## [The exercise]
Tell how many lines have the string "name" in them, and write nothing besides the number.

## [Task material]
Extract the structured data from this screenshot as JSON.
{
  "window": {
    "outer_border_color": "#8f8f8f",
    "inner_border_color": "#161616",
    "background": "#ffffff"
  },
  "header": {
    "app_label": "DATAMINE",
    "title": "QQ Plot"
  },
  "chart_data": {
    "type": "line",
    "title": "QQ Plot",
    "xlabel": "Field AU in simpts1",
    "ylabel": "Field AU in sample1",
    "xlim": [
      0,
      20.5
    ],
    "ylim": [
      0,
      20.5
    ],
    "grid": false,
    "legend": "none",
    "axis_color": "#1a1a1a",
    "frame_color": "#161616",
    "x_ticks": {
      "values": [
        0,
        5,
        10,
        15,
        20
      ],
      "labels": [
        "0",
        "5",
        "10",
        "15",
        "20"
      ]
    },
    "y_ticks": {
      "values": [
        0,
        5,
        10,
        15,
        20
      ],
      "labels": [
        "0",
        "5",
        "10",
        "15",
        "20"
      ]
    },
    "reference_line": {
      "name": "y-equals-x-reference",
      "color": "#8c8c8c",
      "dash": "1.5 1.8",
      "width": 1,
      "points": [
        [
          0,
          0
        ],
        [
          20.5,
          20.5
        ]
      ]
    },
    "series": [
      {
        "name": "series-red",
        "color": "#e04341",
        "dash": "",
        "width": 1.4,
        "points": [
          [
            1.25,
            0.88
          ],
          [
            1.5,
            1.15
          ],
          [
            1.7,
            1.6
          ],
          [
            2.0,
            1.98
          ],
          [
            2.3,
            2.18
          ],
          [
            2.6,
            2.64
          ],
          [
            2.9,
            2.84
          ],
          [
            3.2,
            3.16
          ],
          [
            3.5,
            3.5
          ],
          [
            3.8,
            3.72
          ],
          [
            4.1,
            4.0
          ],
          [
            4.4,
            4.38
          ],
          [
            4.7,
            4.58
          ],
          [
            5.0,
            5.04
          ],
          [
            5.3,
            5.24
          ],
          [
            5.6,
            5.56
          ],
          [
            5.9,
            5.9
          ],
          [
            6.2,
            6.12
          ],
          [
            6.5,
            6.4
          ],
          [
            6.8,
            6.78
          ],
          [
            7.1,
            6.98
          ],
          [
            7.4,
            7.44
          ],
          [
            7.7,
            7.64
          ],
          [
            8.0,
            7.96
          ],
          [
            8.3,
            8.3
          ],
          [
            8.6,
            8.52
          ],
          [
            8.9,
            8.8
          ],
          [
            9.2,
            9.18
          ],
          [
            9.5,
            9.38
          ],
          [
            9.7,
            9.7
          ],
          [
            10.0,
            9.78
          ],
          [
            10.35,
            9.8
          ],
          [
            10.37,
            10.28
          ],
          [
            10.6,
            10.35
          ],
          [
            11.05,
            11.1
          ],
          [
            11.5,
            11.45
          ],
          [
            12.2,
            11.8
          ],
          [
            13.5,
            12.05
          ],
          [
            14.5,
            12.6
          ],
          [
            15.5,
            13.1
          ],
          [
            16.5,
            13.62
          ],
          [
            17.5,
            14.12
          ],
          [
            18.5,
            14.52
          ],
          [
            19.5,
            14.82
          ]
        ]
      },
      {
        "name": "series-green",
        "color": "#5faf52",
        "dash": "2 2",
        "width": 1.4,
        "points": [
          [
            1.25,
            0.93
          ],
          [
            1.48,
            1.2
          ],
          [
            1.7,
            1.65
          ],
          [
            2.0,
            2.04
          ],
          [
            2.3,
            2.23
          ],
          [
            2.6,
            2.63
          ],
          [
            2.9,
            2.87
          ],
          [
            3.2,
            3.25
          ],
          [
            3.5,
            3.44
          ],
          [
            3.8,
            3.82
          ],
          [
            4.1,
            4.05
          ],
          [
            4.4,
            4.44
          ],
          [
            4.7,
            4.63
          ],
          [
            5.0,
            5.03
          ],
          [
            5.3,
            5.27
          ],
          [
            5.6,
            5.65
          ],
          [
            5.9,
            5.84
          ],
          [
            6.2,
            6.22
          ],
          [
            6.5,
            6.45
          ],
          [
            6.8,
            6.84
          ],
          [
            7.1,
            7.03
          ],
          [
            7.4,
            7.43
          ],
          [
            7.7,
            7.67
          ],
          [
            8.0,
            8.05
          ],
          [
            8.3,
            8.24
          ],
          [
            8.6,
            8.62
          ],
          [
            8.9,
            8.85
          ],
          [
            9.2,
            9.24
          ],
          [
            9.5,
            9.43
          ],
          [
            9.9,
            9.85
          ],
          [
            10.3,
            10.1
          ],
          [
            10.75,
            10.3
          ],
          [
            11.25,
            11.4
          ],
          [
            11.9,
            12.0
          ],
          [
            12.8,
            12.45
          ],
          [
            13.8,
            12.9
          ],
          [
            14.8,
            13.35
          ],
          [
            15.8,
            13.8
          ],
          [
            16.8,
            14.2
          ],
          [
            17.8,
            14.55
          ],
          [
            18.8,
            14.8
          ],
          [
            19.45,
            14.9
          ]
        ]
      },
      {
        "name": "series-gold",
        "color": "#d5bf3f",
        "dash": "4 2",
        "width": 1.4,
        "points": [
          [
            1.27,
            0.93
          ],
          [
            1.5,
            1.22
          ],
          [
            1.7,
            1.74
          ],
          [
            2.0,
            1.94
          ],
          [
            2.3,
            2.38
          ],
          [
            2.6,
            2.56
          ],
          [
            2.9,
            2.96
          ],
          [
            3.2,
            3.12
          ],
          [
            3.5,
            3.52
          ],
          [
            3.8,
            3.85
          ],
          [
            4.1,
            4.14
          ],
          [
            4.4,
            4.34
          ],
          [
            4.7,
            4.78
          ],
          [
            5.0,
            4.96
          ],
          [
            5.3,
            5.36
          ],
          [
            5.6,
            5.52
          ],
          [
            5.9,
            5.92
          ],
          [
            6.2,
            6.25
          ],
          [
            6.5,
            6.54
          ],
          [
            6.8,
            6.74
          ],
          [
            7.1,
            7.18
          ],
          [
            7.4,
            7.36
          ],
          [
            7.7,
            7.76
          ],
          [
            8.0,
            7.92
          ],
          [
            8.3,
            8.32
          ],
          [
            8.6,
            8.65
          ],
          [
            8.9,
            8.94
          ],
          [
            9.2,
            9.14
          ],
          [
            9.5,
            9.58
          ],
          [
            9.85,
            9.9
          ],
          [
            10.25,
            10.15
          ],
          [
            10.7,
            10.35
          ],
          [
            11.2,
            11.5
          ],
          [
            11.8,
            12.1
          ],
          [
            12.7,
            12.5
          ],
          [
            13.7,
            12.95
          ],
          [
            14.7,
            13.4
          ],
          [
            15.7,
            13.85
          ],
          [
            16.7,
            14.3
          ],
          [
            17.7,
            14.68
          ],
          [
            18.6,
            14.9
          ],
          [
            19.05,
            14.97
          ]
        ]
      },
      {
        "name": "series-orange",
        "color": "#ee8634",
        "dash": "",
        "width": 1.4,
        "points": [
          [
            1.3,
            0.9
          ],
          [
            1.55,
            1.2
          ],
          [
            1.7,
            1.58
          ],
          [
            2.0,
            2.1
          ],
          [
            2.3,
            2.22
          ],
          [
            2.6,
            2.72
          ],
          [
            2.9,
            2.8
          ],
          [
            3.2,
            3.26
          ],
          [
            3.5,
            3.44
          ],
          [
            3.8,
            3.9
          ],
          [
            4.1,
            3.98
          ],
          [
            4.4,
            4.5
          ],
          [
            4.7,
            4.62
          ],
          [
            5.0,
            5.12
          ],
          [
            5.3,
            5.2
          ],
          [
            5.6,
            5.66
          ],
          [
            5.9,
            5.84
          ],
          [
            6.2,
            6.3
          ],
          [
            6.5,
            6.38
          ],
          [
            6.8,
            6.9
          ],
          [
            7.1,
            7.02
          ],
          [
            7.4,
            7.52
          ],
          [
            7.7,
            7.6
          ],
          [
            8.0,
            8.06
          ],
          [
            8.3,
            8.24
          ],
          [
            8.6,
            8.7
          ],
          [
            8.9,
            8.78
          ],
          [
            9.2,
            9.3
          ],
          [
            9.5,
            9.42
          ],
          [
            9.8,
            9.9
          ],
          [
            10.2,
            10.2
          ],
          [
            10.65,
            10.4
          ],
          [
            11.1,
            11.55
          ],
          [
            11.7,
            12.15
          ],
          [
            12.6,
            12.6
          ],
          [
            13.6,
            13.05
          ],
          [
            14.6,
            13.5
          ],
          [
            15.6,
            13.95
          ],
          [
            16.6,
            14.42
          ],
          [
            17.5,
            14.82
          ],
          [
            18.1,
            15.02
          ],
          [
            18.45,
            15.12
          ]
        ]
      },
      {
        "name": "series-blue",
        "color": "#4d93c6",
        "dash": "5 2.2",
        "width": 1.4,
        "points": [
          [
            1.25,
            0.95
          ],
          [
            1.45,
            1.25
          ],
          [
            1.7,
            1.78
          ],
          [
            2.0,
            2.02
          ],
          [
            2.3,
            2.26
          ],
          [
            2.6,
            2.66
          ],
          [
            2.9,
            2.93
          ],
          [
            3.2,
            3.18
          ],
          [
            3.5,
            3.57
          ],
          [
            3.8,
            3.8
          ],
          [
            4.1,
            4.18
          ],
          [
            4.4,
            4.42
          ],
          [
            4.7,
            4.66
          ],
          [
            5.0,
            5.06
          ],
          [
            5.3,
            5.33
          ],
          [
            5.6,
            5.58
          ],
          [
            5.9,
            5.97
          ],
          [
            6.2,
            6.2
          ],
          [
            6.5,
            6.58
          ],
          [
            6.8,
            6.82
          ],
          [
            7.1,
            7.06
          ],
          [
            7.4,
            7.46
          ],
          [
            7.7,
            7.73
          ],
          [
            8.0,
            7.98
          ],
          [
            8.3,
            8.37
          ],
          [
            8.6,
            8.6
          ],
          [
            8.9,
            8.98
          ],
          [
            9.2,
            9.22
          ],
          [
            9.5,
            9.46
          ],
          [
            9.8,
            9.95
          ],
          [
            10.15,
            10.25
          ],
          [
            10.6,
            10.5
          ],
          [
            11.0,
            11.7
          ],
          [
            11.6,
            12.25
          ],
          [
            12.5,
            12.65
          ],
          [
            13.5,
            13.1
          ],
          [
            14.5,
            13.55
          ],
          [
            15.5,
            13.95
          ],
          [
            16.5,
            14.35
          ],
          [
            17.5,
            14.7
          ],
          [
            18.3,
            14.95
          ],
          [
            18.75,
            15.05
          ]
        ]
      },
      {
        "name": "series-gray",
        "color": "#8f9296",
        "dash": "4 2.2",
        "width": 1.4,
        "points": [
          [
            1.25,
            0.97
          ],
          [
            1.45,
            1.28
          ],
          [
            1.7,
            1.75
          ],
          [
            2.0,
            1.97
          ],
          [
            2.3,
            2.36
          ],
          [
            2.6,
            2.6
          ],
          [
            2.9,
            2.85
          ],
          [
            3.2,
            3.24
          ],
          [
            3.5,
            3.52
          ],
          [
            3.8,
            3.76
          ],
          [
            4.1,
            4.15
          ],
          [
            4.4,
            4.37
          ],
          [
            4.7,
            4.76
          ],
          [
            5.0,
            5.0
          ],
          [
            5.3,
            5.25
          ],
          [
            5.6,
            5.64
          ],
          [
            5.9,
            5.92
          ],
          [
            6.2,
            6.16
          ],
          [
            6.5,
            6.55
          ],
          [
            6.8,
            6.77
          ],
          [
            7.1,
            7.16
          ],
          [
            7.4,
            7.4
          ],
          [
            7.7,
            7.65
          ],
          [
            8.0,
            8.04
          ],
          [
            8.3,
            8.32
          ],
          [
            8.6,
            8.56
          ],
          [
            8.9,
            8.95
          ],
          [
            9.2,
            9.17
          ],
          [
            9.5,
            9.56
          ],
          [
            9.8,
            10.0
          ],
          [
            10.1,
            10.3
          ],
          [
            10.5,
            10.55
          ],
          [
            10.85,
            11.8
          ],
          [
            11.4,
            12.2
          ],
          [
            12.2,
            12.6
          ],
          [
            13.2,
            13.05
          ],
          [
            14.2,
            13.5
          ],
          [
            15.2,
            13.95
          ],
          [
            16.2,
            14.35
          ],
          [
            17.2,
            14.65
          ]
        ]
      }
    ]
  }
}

## [Answer to this task]
7